## begin

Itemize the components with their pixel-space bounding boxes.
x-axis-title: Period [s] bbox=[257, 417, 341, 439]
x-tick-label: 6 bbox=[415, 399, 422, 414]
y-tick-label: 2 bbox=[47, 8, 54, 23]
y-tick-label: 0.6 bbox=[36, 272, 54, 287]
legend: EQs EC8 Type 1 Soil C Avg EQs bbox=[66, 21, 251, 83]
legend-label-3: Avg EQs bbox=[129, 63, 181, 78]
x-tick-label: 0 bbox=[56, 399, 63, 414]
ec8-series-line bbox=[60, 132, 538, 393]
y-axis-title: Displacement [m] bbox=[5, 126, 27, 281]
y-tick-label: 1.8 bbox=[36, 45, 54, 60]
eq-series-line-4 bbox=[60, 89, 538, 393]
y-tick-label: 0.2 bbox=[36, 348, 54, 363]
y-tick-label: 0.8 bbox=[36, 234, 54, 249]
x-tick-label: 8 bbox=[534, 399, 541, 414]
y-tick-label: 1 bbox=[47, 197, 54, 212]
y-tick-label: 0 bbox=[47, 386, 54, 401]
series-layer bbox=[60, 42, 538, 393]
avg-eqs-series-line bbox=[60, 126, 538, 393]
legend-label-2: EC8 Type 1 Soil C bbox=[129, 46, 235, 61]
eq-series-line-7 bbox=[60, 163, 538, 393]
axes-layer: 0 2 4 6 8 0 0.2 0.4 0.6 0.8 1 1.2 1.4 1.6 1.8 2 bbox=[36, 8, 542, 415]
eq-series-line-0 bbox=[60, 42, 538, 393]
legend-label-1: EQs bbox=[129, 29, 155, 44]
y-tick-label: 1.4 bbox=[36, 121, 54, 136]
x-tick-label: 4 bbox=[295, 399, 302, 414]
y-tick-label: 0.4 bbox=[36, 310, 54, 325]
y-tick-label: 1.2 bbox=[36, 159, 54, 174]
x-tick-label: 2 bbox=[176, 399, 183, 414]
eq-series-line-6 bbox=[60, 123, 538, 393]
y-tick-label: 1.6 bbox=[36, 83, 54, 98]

## end

Prompt:
Revise the material above by replacing "Period" with "Time" wherever it appears. Give all the lines again with nothing else changed.

Expected answer:
Itemize the components with their pixel-space bounding boxes.
x-axis-title: Time [s] bbox=[257, 417, 341, 439]
x-tick-label: 6 bbox=[415, 399, 422, 414]
y-tick-label: 2 bbox=[47, 8, 54, 23]
y-tick-label: 0.6 bbox=[36, 272, 54, 287]
legend: EQs EC8 Type 1 Soil C Avg EQs bbox=[66, 21, 251, 83]
legend-label-3: Avg EQs bbox=[129, 63, 181, 78]
x-tick-label: 0 bbox=[56, 399, 63, 414]
ec8-series-line bbox=[60, 132, 538, 393]
y-axis-title: Displacement [m] bbox=[5, 126, 27, 281]
y-tick-label: 1.8 bbox=[36, 45, 54, 60]
eq-series-line-4 bbox=[60, 89, 538, 393]
y-tick-label: 0.2 bbox=[36, 348, 54, 363]
y-tick-label: 0.8 bbox=[36, 234, 54, 249]
x-tick-label: 8 bbox=[534, 399, 541, 414]
y-tick-label: 1 bbox=[47, 197, 54, 212]
y-tick-label: 0 bbox=[47, 386, 54, 401]
series-layer bbox=[60, 42, 538, 393]
avg-eqs-series-line bbox=[60, 126, 538, 393]
legend-label-2: EC8 Type 1 Soil C bbox=[129, 46, 235, 61]
eq-series-line-7 bbox=[60, 163, 538, 393]
axes-layer: 0 2 4 6 8 0 0.2 0.4 0.6 0.8 1 1.2 1.4 1.6 1.8 2 bbox=[36, 8, 542, 415]
eq-series-line-0 bbox=[60, 42, 538, 393]
legend-label-1: EQs bbox=[129, 29, 155, 44]
y-tick-label: 1.4 bbox=[36, 121, 54, 136]
x-tick-label: 4 bbox=[295, 399, 302, 414]
y-tick-label: 0.4 bbox=[36, 310, 54, 325]
y-tick-label: 1.2 bbox=[36, 159, 54, 174]
x-tick-label: 2 bbox=[176, 399, 183, 414]
eq-series-line-6 bbox=[60, 123, 538, 393]
y-tick-label: 1.6 bbox=[36, 83, 54, 98]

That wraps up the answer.